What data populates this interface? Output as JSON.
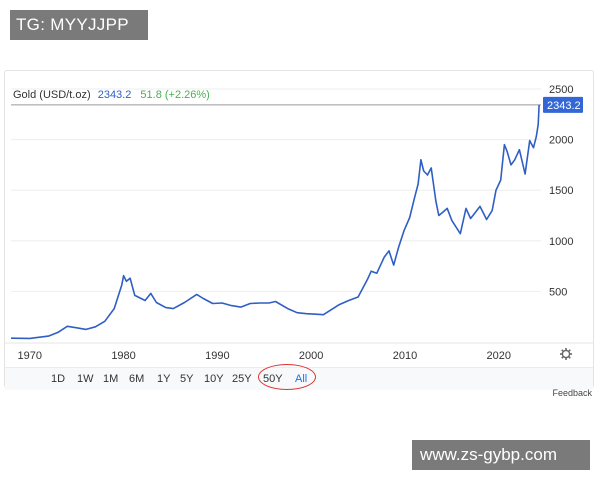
{
  "watermark_top": "TG: MYYJJPP",
  "watermark_bottom": "www.zs-gybp.com",
  "quote": {
    "name": "Gold (USD/t.oz)",
    "price": "2343.2",
    "change": "51.8 (+2.26%)"
  },
  "settings_icon": "gear-icon",
  "range_buttons": [
    "1D",
    "1W",
    "1M",
    "6M",
    "1Y",
    "5Y",
    "10Y",
    "25Y",
    "50Y",
    "All"
  ],
  "active_range": "All",
  "feedback_label": "Feedback",
  "colors": {
    "line": "#2f5fc4",
    "price_tag_bg": "#3367d6",
    "positive": "#4caf50",
    "highlight": "#dd3333"
  },
  "chart_data": {
    "type": "line",
    "title": "",
    "xlabel": "",
    "ylabel": "",
    "xlim": [
      1968,
      2024.5
    ],
    "ylim": [
      0,
      2500
    ],
    "x_ticks": [
      1970,
      1980,
      1990,
      2000,
      2010,
      2020
    ],
    "y_ticks": [
      500,
      1000,
      1500,
      2000,
      2500
    ],
    "y_axis_side": "right",
    "grid": "horizontal",
    "current_price_line": 2343.2,
    "current_price_label": "2343.2",
    "series": [
      {
        "x": [
          1968,
          1970,
          1972,
          1973,
          1974,
          1975,
          1976,
          1977,
          1978,
          1979,
          1979.8,
          1980.0,
          1980.3,
          1980.7,
          1981.2,
          1982.3,
          1982.9,
          1983.5,
          1984.5,
          1985.3,
          1986.5,
          1987.8,
          1988.5,
          1989.5,
          1990.5,
          1991.5,
          1992.5,
          1993.5,
          1994.5,
          1995.5,
          1996.2,
          1997.5,
          1998.5,
          1999.5,
          2000.5,
          2001.3,
          2002,
          2003,
          2004,
          2005,
          2006,
          2006.4,
          2007,
          2007.8,
          2008.3,
          2008.8,
          2009.3,
          2009.9,
          2010.5,
          2011.0,
          2011.4,
          2011.7,
          2012.0,
          2012.4,
          2012.8,
          2013.3,
          2013.6,
          2014.0,
          2014.5,
          2015.0,
          2015.9,
          2016.5,
          2017.0,
          2017.5,
          2018.0,
          2018.7,
          2019.3,
          2019.7,
          2020.2,
          2020.6,
          2020.9,
          2021.3,
          2021.7,
          2022.2,
          2022.8,
          2023.3,
          2023.7,
          2024.0,
          2024.2,
          2024.3
        ],
        "values": [
          38,
          36,
          58,
          95,
          155,
          140,
          125,
          150,
          205,
          330,
          560,
          655,
          600,
          630,
          460,
          410,
          480,
          390,
          340,
          330,
          390,
          470,
          430,
          380,
          385,
          360,
          345,
          380,
          385,
          385,
          400,
          330,
          290,
          280,
          275,
          270,
          310,
          370,
          410,
          445,
          620,
          700,
          680,
          840,
          900,
          760,
          930,
          1100,
          1230,
          1420,
          1560,
          1800,
          1690,
          1650,
          1720,
          1390,
          1250,
          1280,
          1320,
          1200,
          1070,
          1320,
          1220,
          1280,
          1340,
          1210,
          1300,
          1500,
          1600,
          1950,
          1880,
          1750,
          1800,
          1900,
          1660,
          1990,
          1920,
          2030,
          2150,
          2343
        ]
      }
    ]
  }
}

^^^^^^^^^^^^^^^^

Exclude the images, then output the data above word for word.

What data populates this interface? Output as JSON.
{
  "watermark_top": "TG: MYYJJPP",
  "watermark_bottom": "www.zs-gybp.com",
  "quote": {
    "name": "Gold (USD/t.oz)",
    "price": "2343.2",
    "change": "51.8 (+2.26%)"
  },
  "settings_icon": "gear-icon",
  "range_buttons": [
    "1D",
    "1W",
    "1M",
    "6M",
    "1Y",
    "5Y",
    "10Y",
    "25Y",
    "50Y",
    "All"
  ],
  "active_range": "All",
  "feedback_label": "Feedback",
  "colors": {
    "line": "#2f5fc4",
    "price_tag_bg": "#3367d6",
    "positive": "#4caf50",
    "highlight": "#dd3333"
  },
  "chart_data": {
    "type": "line",
    "title": "",
    "xlabel": "",
    "ylabel": "",
    "xlim": [
      1968,
      2024.5
    ],
    "ylim": [
      0,
      2500
    ],
    "x_ticks": [
      1970,
      1980,
      1990,
      2000,
      2010,
      2020
    ],
    "y_ticks": [
      500,
      1000,
      1500,
      2000,
      2500
    ],
    "y_axis_side": "right",
    "grid": "horizontal",
    "current_price_line": 2343.2,
    "current_price_label": "2343.2",
    "series": [
      {
        "x": [
          1968,
          1970,
          1972,
          1973,
          1974,
          1975,
          1976,
          1977,
          1978,
          1979,
          1979.8,
          1980.0,
          1980.3,
          1980.7,
          1981.2,
          1982.3,
          1982.9,
          1983.5,
          1984.5,
          1985.3,
          1986.5,
          1987.8,
          1988.5,
          1989.5,
          1990.5,
          1991.5,
          1992.5,
          1993.5,
          1994.5,
          1995.5,
          1996.2,
          1997.5,
          1998.5,
          1999.5,
          2000.5,
          2001.3,
          2002,
          2003,
          2004,
          2005,
          2006,
          2006.4,
          2007,
          2007.8,
          2008.3,
          2008.8,
          2009.3,
          2009.9,
          2010.5,
          2011.0,
          2011.4,
          2011.7,
          2012.0,
          2012.4,
          2012.8,
          2013.3,
          2013.6,
          2014.0,
          2014.5,
          2015.0,
          2015.9,
          2016.5,
          2017.0,
          2017.5,
          2018.0,
          2018.7,
          2019.3,
          2019.7,
          2020.2,
          2020.6,
          2020.9,
          2021.3,
          2021.7,
          2022.2,
          2022.8,
          2023.3,
          2023.7,
          2024.0,
          2024.2,
          2024.3
        ],
        "values": [
          38,
          36,
          58,
          95,
          155,
          140,
          125,
          150,
          205,
          330,
          560,
          655,
          600,
          630,
          460,
          410,
          480,
          390,
          340,
          330,
          390,
          470,
          430,
          380,
          385,
          360,
          345,
          380,
          385,
          385,
          400,
          330,
          290,
          280,
          275,
          270,
          310,
          370,
          410,
          445,
          620,
          700,
          680,
          840,
          900,
          760,
          930,
          1100,
          1230,
          1420,
          1560,
          1800,
          1690,
          1650,
          1720,
          1390,
          1250,
          1280,
          1320,
          1200,
          1070,
          1320,
          1220,
          1280,
          1340,
          1210,
          1300,
          1500,
          1600,
          1950,
          1880,
          1750,
          1800,
          1900,
          1660,
          1990,
          1920,
          2030,
          2150,
          2343
        ]
      }
    ]
  }
}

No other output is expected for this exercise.